WHAT IS ASKED: Rewrite only the lines between the one containing "Where is each" and the one containing "range-desde: 1,000,000 bbox=[390, 1024, 497, 1051]", inclusive, as a Markdown table with the columns No. and Line. Number each row and omit blank lines.

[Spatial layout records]
###

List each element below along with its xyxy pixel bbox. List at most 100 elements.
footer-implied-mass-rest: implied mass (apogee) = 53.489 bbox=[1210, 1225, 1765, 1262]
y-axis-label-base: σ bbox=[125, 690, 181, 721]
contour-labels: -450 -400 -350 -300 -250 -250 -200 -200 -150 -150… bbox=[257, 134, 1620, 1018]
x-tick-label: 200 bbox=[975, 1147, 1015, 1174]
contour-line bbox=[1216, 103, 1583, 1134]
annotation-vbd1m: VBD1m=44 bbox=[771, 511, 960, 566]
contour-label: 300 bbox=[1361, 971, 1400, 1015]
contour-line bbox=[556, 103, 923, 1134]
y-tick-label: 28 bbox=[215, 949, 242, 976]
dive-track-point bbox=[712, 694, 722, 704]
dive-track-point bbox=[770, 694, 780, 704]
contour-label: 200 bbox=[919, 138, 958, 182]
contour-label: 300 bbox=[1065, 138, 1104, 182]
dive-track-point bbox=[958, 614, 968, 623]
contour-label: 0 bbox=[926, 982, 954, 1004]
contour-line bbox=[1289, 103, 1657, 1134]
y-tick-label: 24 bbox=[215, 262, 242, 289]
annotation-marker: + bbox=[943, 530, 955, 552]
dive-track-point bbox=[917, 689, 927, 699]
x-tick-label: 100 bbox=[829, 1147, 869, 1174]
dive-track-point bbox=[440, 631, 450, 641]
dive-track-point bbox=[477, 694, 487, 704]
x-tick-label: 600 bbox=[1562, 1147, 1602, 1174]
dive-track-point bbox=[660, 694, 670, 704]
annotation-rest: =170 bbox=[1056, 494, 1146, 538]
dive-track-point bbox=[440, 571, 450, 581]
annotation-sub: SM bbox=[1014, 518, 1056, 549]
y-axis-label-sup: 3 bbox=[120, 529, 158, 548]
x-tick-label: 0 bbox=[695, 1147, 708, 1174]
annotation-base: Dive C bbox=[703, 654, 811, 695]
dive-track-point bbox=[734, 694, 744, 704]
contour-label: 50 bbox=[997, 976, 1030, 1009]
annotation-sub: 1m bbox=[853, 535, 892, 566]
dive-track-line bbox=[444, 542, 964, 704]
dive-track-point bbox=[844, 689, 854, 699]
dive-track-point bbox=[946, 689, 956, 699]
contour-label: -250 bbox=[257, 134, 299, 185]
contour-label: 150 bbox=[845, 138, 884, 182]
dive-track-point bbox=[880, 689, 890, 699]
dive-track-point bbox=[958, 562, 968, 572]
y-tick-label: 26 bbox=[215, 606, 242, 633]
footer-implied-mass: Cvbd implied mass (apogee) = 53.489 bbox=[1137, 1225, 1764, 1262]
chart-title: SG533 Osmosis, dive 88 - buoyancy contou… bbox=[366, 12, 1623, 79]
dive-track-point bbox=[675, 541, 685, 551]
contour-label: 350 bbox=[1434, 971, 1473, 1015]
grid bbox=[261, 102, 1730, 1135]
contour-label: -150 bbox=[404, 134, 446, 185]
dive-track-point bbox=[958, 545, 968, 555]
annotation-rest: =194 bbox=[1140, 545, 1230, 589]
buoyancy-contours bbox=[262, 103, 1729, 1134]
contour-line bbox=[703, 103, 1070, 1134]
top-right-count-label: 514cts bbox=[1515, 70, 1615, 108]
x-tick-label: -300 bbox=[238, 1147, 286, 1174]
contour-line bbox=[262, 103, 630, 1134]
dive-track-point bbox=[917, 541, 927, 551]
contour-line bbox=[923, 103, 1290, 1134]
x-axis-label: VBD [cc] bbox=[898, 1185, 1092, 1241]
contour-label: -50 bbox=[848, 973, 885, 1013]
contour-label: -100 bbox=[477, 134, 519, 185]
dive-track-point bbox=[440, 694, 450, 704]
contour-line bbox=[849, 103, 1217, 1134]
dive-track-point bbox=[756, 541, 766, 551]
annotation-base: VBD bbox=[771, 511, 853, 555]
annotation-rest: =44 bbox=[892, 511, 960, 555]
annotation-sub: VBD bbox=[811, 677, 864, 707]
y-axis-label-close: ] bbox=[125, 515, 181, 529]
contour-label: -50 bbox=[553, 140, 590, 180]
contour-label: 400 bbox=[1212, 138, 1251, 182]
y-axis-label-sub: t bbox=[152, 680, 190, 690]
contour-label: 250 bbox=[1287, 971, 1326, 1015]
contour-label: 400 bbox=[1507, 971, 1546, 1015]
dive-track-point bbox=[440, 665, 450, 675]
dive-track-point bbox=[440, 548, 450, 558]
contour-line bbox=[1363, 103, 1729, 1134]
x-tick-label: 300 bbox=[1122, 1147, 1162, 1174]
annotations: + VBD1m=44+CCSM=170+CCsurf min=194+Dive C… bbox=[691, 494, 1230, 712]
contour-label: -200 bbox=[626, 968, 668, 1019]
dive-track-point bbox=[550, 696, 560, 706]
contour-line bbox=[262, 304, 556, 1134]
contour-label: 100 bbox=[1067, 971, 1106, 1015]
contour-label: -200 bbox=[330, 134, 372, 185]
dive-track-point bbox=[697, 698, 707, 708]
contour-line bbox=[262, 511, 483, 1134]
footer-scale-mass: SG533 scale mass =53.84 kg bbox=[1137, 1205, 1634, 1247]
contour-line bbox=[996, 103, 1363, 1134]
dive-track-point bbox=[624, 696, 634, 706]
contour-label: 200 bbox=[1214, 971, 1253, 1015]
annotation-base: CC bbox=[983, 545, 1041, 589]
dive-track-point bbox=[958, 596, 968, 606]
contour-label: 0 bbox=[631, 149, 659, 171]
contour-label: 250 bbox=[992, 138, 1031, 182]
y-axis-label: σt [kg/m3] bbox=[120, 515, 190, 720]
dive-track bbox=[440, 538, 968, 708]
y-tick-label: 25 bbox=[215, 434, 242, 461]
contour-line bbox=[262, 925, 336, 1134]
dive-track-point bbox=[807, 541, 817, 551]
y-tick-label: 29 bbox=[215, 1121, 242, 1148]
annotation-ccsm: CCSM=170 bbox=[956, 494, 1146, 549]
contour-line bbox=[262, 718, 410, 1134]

###

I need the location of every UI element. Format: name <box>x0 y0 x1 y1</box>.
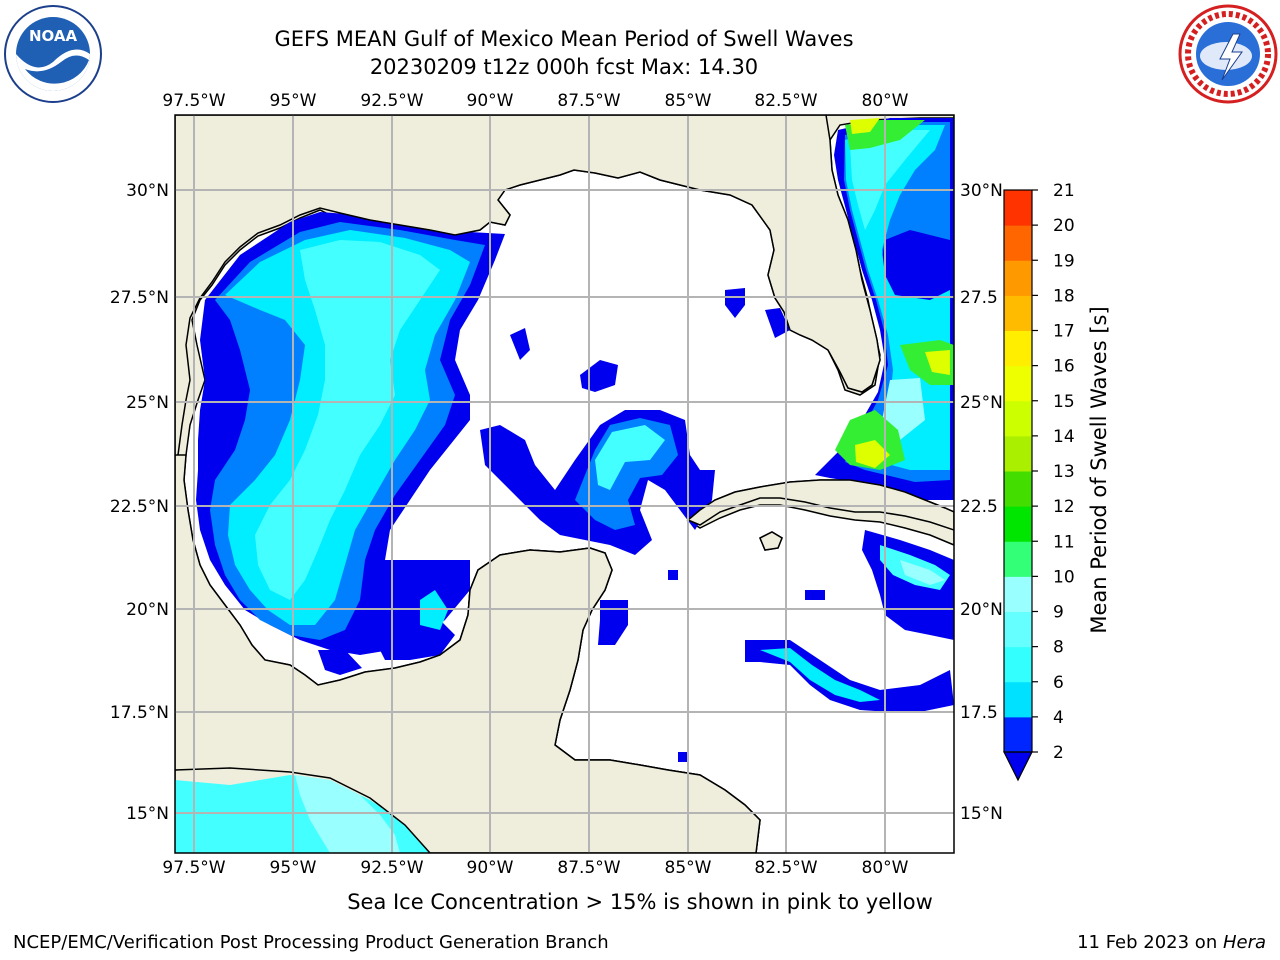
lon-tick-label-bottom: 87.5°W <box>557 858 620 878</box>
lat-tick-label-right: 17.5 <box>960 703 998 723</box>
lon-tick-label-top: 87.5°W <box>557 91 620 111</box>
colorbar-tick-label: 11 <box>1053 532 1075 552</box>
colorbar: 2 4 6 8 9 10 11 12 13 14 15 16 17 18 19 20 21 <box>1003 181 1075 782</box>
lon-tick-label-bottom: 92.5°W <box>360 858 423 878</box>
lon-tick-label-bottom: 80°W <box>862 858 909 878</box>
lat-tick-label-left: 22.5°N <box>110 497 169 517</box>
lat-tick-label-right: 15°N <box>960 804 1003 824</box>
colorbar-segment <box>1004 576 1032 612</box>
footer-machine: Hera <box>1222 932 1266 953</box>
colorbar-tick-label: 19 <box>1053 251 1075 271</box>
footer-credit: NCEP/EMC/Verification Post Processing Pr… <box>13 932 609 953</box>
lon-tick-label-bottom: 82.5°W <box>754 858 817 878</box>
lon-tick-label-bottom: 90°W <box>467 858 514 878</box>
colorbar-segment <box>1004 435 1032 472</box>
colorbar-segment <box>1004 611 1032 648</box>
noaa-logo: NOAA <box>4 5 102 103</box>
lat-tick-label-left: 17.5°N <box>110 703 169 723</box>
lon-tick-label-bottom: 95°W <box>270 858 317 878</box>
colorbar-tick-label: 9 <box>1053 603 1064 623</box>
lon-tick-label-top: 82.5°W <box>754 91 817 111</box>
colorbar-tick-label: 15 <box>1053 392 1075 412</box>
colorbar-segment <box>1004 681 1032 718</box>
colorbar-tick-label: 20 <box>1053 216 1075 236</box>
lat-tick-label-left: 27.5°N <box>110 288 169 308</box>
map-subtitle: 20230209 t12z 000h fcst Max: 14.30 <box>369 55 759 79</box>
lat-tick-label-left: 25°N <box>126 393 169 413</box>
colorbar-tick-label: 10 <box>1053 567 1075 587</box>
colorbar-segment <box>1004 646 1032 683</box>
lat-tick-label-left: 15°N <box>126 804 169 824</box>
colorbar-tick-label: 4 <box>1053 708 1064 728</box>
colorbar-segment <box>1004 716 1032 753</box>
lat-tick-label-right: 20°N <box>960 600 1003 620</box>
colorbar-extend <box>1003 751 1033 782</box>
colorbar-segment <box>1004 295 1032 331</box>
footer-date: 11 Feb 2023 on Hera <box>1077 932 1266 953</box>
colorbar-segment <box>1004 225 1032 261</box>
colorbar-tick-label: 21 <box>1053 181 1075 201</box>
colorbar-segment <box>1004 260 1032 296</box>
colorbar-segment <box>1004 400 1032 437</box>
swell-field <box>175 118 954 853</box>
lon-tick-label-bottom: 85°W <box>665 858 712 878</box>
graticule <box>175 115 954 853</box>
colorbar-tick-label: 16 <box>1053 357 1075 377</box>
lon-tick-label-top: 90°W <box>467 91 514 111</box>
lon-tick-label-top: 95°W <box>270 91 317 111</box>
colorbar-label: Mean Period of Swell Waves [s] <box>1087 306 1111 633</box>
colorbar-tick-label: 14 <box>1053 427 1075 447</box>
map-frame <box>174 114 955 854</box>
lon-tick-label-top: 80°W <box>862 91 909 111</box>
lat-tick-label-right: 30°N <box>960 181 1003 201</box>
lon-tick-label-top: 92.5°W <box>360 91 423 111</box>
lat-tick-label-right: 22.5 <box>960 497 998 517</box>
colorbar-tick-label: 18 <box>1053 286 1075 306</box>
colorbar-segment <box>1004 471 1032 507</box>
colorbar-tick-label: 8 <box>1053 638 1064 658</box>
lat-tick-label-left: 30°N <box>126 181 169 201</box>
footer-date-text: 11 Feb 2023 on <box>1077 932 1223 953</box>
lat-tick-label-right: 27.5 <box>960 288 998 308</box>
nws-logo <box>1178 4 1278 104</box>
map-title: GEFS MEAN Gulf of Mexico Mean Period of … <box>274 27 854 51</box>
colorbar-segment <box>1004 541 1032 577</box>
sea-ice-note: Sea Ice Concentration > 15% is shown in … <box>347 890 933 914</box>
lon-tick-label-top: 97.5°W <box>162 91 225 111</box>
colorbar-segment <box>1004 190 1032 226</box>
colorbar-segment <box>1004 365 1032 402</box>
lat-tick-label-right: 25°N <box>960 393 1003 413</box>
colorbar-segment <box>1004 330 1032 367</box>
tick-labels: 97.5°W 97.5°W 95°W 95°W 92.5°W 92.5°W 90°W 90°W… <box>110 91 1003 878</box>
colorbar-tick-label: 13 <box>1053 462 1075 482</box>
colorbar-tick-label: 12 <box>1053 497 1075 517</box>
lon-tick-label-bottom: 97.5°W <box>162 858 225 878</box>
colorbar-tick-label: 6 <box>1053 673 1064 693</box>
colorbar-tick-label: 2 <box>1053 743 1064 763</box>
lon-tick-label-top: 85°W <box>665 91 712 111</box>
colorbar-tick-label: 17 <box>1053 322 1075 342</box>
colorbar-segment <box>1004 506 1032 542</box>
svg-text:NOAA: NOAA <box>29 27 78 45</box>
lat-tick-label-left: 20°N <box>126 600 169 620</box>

###

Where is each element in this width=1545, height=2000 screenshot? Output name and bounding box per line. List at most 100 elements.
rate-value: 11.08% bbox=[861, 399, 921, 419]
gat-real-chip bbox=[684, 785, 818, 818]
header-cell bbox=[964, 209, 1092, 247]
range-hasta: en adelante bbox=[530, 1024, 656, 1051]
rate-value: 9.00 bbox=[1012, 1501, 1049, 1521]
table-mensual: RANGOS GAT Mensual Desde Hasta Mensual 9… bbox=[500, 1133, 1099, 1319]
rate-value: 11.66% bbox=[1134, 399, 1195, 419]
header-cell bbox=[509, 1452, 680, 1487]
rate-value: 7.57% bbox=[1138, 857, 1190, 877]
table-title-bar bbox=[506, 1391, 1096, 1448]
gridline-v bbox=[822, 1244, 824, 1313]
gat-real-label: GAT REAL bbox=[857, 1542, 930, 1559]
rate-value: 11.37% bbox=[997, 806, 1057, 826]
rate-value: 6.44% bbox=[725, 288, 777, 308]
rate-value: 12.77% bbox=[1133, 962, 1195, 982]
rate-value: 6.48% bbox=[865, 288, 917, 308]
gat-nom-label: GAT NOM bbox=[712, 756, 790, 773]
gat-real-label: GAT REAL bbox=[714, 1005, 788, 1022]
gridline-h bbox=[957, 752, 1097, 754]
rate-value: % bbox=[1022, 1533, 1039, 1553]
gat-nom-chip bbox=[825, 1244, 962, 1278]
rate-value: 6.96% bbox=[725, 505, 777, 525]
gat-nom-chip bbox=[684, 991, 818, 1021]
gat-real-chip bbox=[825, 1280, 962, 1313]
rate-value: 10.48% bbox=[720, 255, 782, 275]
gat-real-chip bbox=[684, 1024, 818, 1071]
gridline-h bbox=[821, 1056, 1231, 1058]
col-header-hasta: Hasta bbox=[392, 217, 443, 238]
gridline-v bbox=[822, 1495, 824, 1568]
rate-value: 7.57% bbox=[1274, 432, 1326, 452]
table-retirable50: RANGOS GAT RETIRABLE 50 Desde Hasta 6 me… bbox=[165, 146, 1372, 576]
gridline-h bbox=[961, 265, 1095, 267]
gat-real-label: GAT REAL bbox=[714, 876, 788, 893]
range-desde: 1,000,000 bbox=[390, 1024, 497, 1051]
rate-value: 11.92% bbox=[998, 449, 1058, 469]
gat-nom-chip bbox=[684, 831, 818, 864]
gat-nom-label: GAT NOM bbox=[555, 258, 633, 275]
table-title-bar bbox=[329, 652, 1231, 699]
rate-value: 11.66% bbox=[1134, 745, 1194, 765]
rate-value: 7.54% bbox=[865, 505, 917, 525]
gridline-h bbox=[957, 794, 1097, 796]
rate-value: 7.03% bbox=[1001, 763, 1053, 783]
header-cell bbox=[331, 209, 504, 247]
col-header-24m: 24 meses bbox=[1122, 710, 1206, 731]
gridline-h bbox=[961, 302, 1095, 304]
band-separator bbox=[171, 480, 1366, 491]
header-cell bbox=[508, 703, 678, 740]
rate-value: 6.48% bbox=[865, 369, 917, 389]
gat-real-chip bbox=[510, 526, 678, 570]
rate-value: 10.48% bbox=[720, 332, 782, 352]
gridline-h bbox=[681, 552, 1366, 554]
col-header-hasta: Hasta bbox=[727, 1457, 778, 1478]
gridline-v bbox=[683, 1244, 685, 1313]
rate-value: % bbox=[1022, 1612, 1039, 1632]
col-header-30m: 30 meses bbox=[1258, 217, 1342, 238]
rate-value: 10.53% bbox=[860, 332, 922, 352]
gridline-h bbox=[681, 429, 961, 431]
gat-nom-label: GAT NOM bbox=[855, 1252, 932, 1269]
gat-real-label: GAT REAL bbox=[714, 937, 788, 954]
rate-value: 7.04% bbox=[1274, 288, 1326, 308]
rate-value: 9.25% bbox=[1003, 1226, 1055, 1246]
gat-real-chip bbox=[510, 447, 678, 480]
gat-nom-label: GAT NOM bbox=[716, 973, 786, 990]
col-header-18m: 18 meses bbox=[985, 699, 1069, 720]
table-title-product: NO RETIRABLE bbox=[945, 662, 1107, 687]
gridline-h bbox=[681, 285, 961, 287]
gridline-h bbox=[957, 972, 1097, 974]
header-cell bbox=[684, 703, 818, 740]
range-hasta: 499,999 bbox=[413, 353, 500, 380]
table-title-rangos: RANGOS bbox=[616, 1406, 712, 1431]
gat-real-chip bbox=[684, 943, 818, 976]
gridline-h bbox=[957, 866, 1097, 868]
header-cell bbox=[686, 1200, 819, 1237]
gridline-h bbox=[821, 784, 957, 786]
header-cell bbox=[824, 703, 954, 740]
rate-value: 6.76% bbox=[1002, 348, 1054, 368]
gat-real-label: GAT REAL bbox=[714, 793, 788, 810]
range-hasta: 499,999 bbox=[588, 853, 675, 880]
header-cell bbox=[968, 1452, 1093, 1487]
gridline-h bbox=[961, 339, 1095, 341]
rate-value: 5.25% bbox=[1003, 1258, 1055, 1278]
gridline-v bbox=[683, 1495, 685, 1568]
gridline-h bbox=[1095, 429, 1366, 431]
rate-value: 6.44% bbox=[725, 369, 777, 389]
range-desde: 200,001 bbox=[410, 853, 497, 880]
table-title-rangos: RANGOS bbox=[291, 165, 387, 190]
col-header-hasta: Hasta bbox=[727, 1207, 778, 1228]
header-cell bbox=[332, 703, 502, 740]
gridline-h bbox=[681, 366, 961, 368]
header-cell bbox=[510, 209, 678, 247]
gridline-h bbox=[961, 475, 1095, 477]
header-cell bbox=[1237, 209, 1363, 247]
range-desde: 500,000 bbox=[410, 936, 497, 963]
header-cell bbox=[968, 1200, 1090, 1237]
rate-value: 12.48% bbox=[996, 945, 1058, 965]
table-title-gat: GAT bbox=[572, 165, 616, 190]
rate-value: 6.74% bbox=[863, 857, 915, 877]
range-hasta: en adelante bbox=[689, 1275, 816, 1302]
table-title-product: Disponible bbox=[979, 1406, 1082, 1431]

###

SOLUTION:
| No. | Line |
|---|---|
| 1 | Where is each element in this width=1545, height=2000 screenshot? Output name and bounding box per line. List at most 100 elements. |
| 2 | rate-value: 11.08% bbox=[861, 399, 921, 419] |
| 3 | gat-real-chip bbox=[684, 785, 818, 818] |
| 4 | header-cell bbox=[964, 209, 1092, 247] |
| 5 | range-hasta: en adelante bbox=[530, 1024, 656, 1051] |
| 6 | rate-value: 9.00 bbox=[1012, 1501, 1049, 1521] |
| 7 | table-mensual: RANGOS GAT Mensual Desde Hasta Mensual 9… bbox=[500, 1133, 1099, 1319] |
| 8 | rate-value: 11.66% bbox=[1134, 399, 1195, 419] |
| 9 | header-cell bbox=[509, 1452, 680, 1487] |
| 10 | rate-value: 7.57% bbox=[1138, 857, 1190, 877] |
| 11 | table-title-bar bbox=[506, 1391, 1096, 1448] |
| 12 | gridline-v bbox=[822, 1244, 824, 1313] |
| 13 | gat-real-label: GAT REAL bbox=[857, 1542, 930, 1559] |
| 14 | rate-value: 11.37% bbox=[997, 806, 1057, 826] |
| 15 | rate-value: 6.44% bbox=[725, 288, 777, 308] |
| 16 | rate-value: 12.77% bbox=[1133, 962, 1195, 982] |
| 17 | rate-value: 6.48% bbox=[865, 288, 917, 308] |
| 18 | gat-nom-label: GAT NOM bbox=[712, 756, 790, 773] |
| 19 | gat-real-label: GAT REAL bbox=[714, 1005, 788, 1022] |
| 20 | gridline-h bbox=[957, 752, 1097, 754] |
| 21 | rate-value: % bbox=[1022, 1533, 1039, 1553] |
| 22 | gat-nom-chip bbox=[825, 1244, 962, 1278] |
| 23 | rate-value: 6.96% bbox=[725, 505, 777, 525] |
| 24 | gat-nom-chip bbox=[684, 991, 818, 1021] |
| 25 | gat-real-chip bbox=[825, 1280, 962, 1313] |
| 26 | rate-value: 10.48% bbox=[720, 255, 782, 275] |
| 27 | gat-real-chip bbox=[684, 1024, 818, 1071] |
| 28 | gridline-h bbox=[821, 1056, 1231, 1058] |
| 29 | col-header-hasta: Hasta bbox=[392, 217, 443, 238] |
| 30 | gridline-v bbox=[822, 1495, 824, 1568] |
| 31 | rate-value: 7.57% bbox=[1274, 432, 1326, 452] |
| 32 | table-retirable50: RANGOS GAT RETIRABLE 50 Desde Hasta 6 me… bbox=[165, 146, 1372, 576] |
| 33 | gridline-h bbox=[961, 265, 1095, 267] |
| 34 | gat-real-label: GAT REAL bbox=[714, 876, 788, 893] |
| 35 | range-desde: 1,000,000 bbox=[390, 1024, 497, 1051] |